#### What is being asked
The listing below is to be output in its exact form.
* Start Excerpted records *
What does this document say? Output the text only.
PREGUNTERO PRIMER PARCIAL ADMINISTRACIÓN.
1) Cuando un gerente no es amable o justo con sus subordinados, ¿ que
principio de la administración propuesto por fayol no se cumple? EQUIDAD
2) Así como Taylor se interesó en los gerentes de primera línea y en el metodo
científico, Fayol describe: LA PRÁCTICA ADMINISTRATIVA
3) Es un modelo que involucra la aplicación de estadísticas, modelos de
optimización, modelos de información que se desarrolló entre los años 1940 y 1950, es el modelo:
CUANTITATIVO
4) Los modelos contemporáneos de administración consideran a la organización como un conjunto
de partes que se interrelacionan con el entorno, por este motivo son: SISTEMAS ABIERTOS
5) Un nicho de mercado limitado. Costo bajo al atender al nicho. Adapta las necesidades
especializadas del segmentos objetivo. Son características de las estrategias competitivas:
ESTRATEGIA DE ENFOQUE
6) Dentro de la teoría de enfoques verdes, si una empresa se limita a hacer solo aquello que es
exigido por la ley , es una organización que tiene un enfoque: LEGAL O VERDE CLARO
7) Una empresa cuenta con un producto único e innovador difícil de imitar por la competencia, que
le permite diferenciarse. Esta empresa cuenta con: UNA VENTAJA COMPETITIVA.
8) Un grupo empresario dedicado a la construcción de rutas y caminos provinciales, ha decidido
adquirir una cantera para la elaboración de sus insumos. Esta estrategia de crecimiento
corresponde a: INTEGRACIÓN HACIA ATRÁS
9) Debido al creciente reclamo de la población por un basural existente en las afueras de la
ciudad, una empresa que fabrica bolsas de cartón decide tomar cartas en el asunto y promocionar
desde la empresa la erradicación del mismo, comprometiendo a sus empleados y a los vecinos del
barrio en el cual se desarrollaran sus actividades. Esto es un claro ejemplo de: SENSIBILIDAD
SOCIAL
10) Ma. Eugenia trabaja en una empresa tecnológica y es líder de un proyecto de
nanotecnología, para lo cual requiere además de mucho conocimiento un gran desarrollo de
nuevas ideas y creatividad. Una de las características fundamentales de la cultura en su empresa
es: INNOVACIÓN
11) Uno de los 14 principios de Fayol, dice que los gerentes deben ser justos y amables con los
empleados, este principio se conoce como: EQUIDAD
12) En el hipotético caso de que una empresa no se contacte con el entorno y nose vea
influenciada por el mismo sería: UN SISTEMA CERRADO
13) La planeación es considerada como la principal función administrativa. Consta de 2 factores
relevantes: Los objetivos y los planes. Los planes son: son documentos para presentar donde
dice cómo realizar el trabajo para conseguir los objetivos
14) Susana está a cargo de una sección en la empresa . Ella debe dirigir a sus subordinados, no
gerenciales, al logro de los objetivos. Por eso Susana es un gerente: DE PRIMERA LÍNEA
* End Excerpted records *
#### Result of this task
What does this document say? Output the text only.
PREGUNTERO PRIMER PARCIAL ADMINISTRACIÓN.
1) Cuando un gerente no es amable o justo con sus subordinados, ¿ que
principio de la administración propuesto por fayol no se cumple? EQUIDAD
2) Así como Taylor se interesó en los gerentes de primera línea y en el metodo
científico, Fayol describe: LA PRÁCTICA ADMINISTRATIVA
3) Es un modelo que involucra la aplicación de estadísticas, modelos de
optimización, modelos de información que se desarrolló entre los años 1940 y 1950, es el modelo:
CUANTITATIVO
4) Los modelos contemporáneos de administración consideran a la organización como un conjunto
de partes que se interrelacionan con el entorno, por este motivo son: SISTEMAS ABIERTOS
5) Un nicho de mercado limitado. Costo bajo al atender al nicho. Adapta las necesidades
especializadas del segmentos objetivo. Son características de las estrategias competitivas:
ESTRATEGIA DE ENFOQUE
6) Dentro de la teoría de enfoques verdes, si una empresa se limita a hacer solo aquello que es
exigido por la ley , es una organización que tiene un enfoque: LEGAL O VERDE CLARO
7) Una empresa cuenta con un producto único e innovador difícil de imitar por la competencia, que
le permite diferenciarse. Esta empresa cuenta con: UNA VENTAJA COMPETITIVA.
8) Un grupo empresario dedicado a la construcción de rutas y caminos provinciales, ha decidido
adquirir una cantera para la elaboración de sus insumos. Esta estrategia de crecimiento
corresponde a: INTEGRACIÓN HACIA ATRÁS
9) Debido al creciente reclamo de la población por un basural existente en las afueras de la
ciudad, una empresa que fabrica bolsas de cartón decide tomar cartas en el asunto y promocionar
desde la empresa la erradicación del mismo, comprometiendo a sus empleados y a los vecinos del
barrio en el cual se desarrollaran sus actividades. Esto es un claro ejemplo de: SENSIBILIDAD
SOCIAL
10) Ma. Eugenia trabaja en una empresa tecnológica y es líder de un proyecto de
nanotecnología, para lo cual requiere además de mucho conocimiento un gran desarrollo de
nuevas ideas y creatividad. Una de las características fundamentales de la cultura en su empresa
es: INNOVACIÓN
11) Uno de los 14 principios de Fayol, dice que los gerentes deben ser justos y amables con los
empleados, este principio se conoce como: EQUIDAD
12) En el hipotético caso de que una empresa no se contacte con el entorno y nose vea
influenciada por el mismo sería: UN SISTEMA CERRADO
13) La planeación es considerada como la principal función administrativa. Consta de 2 factores
relevantes: Los objetivos y los planes. Los planes son: son documentos para presentar donde
dice cómo realizar el trabajo para conseguir los objetivos
14) Susana está a cargo de una sección en la empresa . Ella debe dirigir a sus subordinados, no
gerenciales, al logro de los objetivos. Por eso Susana es un gerente: DE PRIMERA LÍNEA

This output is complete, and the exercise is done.